- **INSTRUCTIONS TO FOLLOW**: Reproduce everything from the start of the lines down to the line containing "filter-value-list: (全选) 0", substituting "clickable" for "interactable" and leaving all else unchanged.

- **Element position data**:

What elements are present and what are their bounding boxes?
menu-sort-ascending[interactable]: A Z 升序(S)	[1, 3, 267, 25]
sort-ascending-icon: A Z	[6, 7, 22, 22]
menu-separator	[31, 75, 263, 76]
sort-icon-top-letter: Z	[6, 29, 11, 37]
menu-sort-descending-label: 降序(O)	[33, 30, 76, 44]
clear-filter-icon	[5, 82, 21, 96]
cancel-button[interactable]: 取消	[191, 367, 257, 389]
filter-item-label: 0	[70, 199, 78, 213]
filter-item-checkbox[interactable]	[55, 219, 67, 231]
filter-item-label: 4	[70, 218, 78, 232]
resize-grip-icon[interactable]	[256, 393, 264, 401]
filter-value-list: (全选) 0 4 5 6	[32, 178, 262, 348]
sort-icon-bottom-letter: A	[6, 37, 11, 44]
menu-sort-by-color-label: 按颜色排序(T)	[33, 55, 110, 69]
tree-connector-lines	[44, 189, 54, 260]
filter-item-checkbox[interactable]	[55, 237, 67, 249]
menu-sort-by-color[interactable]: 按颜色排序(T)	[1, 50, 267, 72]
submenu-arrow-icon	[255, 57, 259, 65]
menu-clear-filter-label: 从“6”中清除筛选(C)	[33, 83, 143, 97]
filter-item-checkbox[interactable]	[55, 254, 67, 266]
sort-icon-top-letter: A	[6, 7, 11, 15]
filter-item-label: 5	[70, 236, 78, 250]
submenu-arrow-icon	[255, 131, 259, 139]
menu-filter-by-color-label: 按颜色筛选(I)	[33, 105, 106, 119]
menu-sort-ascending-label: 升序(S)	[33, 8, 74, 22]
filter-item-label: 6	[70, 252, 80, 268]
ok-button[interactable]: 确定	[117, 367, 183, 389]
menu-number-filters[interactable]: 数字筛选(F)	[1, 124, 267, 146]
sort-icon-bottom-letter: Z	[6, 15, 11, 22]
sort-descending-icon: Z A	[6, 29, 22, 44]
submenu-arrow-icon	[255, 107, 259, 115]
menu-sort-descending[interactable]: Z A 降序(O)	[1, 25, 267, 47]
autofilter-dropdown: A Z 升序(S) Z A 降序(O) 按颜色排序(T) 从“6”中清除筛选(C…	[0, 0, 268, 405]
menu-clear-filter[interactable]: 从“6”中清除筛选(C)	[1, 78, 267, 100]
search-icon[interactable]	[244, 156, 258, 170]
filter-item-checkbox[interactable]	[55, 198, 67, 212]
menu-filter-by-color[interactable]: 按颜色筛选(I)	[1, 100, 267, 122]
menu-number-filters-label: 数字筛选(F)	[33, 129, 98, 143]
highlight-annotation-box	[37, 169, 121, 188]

- **TASK RESPONSE**:
What elements are present and what are their bounding boxes?
menu-sort-ascending[clickable]: A Z 升序(S)	[1, 3, 267, 25]
sort-ascending-icon: A Z	[6, 7, 22, 22]
menu-separator	[31, 75, 263, 76]
sort-icon-top-letter: Z	[6, 29, 11, 37]
menu-sort-descending-label: 降序(O)	[33, 30, 76, 44]
clear-filter-icon	[5, 82, 21, 96]
cancel-button[clickable]: 取消	[191, 367, 257, 389]
filter-item-label: 0	[70, 199, 78, 213]
filter-item-checkbox[clickable]	[55, 219, 67, 231]
filter-item-label: 4	[70, 218, 78, 232]
resize-grip-icon[clickable]	[256, 393, 264, 401]
filter-value-list: (全选) 0 4 5 6	[32, 178, 262, 348]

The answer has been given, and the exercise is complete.